— start —
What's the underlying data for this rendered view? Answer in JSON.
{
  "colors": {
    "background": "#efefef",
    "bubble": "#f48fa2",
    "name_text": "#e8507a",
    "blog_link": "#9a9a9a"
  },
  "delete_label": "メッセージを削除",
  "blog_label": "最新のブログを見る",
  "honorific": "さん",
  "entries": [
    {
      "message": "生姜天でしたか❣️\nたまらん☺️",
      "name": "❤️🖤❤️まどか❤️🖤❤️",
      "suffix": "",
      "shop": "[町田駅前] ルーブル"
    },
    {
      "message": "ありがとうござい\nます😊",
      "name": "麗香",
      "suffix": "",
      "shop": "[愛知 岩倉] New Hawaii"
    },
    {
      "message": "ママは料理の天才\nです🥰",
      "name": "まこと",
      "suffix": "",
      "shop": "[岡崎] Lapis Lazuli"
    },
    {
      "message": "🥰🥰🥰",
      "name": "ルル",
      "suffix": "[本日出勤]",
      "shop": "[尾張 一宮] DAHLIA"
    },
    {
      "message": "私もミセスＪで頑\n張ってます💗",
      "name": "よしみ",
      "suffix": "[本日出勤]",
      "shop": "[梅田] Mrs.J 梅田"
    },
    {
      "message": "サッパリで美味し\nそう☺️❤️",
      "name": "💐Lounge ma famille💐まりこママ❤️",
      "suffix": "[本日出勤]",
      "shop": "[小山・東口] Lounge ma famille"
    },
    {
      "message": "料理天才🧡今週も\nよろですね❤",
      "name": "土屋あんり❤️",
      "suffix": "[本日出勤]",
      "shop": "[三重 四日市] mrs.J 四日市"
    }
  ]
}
— end —
Copy the material above, line for line.

What's the underlying data for this rendered view? Answer in JSON.
{
  "colors": {
    "background": "#efefef",
    "bubble": "#f48fa2",
    "name_text": "#e8507a",
    "blog_link": "#9a9a9a"
  },
  "delete_label": "メッセージを削除",
  "blog_label": "最新のブログを見る",
  "honorific": "さん",
  "entries": [
    {
      "message": "生姜天でしたか❣️\nたまらん☺️",
      "name": "❤️🖤❤️まどか❤️🖤❤️",
      "suffix": "",
      "shop": "[町田駅前] ルーブル"
    },
    {
      "message": "ありがとうござい\nます😊",
      "name": "麗香",
      "suffix": "",
      "shop": "[愛知 岩倉] New Hawaii"
    },
    {
      "message": "ママは料理の天才\nです🥰",
      "name": "まこと",
      "suffix": "",
      "shop": "[岡崎] Lapis Lazuli"
    },
    {
      "message": "🥰🥰🥰",
      "name": "ルル",
      "suffix": "[本日出勤]",
      "shop": "[尾張 一宮] DAHLIA"
    },
    {
      "message": "私もミセスＪで頑\n張ってます💗",
      "name": "よしみ",
      "suffix": "[本日出勤]",
      "shop": "[梅田] Mrs.J 梅田"
    },
    {
      "message": "サッパリで美味し\nそう☺️❤️",
      "name": "💐Lounge ma famille💐まりこママ❤️",
      "suffix": "[本日出勤]",
      "shop": "[小山・東口] Lounge ma famille"
    },
    {
      "message": "料理天才🧡今週も\nよろですね❤",
      "name": "土屋あんり❤️",
      "suffix": "[本日出勤]",
      "shop": "[三重 四日市] mrs.J 四日市"
    }
  ]
}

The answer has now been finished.